• **TASK STATEMENT**: Whenever a line below holds the word "others", copy that line.

====== EXCERPTED DATA

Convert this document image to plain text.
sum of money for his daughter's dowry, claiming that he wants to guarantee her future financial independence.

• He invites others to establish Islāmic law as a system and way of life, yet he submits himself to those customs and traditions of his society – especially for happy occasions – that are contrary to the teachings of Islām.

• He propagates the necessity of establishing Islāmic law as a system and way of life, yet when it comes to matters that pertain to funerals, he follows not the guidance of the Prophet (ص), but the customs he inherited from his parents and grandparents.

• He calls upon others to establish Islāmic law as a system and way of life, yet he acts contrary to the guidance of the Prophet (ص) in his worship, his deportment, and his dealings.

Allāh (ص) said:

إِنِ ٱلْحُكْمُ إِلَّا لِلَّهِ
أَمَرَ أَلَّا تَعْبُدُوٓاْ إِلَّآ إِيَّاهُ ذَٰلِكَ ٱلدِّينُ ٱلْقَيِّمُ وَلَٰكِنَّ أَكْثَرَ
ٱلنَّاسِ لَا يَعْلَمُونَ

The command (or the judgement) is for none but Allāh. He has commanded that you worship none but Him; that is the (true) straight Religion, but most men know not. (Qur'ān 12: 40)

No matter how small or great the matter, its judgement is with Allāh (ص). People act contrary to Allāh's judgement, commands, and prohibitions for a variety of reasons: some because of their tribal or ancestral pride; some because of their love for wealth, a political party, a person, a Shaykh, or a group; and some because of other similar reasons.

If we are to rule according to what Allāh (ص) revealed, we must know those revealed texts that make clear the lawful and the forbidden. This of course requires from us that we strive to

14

============

• **SOLVED PROBLEM**:
• He invites others to establish Islāmic law as a system and way of life, yet he submits himself to those customs and traditions of his society – especially for happy occasions – that are contrary to the teachings of Islām.
• He calls upon others to establish Islāmic law as a system and way of life, yet he acts contrary to the guidance of the Prophet (ص) in his worship, his deportment, and his dealings.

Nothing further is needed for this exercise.